Goal: Locate each line containing the string "this" and copy it out.

[Collected data entries]
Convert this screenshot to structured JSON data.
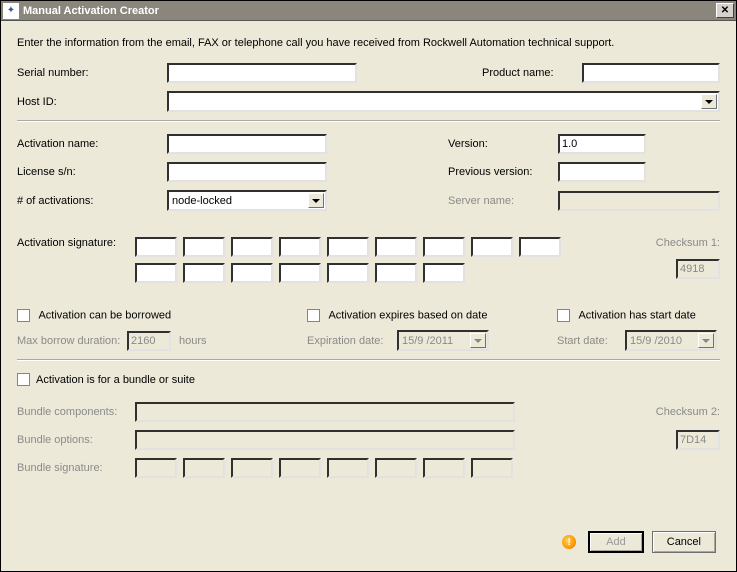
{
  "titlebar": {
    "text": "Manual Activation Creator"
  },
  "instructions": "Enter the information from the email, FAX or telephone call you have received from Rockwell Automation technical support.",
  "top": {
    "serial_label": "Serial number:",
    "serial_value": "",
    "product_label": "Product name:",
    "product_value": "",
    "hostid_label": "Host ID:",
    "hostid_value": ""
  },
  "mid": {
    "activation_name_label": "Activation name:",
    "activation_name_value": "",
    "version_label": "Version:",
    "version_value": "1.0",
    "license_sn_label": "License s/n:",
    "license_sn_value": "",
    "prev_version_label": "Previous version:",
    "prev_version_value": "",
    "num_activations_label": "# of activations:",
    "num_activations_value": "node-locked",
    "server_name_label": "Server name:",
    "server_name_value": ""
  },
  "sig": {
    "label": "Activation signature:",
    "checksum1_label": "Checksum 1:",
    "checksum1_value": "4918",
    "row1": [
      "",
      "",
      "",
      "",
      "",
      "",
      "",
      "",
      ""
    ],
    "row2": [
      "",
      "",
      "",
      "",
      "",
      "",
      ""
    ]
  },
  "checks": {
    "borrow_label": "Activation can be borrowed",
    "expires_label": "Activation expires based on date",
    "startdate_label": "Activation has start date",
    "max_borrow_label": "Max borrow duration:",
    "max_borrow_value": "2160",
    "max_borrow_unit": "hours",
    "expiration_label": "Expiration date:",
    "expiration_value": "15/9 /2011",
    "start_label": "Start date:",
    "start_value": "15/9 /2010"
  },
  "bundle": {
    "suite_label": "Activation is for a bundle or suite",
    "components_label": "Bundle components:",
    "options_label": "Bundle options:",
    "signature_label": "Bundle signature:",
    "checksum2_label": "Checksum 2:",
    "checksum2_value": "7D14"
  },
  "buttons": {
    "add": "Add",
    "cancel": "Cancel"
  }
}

--

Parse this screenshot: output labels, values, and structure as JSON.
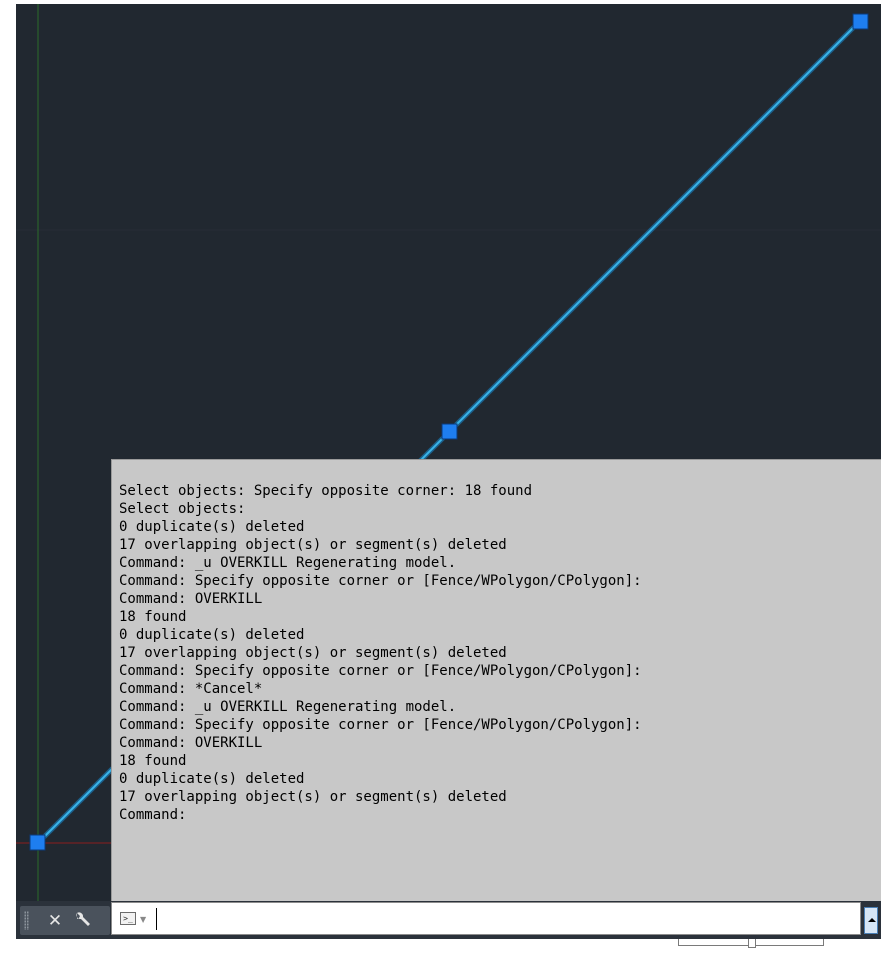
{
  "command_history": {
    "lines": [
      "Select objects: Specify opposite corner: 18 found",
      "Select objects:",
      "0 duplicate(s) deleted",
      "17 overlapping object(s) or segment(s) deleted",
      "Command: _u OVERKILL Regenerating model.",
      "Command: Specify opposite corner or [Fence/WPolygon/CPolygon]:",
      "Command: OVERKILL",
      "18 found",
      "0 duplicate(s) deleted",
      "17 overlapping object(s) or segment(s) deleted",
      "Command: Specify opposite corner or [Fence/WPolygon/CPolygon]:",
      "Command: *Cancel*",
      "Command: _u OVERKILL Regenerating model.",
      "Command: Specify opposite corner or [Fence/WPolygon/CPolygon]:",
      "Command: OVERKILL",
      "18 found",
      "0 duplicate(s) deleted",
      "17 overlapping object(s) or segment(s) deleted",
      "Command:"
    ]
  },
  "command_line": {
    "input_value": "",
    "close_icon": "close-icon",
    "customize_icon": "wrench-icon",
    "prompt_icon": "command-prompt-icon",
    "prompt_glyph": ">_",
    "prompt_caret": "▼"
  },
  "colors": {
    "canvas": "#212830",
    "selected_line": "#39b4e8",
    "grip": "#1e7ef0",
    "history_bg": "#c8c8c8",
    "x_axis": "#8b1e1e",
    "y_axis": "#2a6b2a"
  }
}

Result:
Convert this screenshot to structured JSON data.
Parse this screenshot: output labels, values, and structure as JSON.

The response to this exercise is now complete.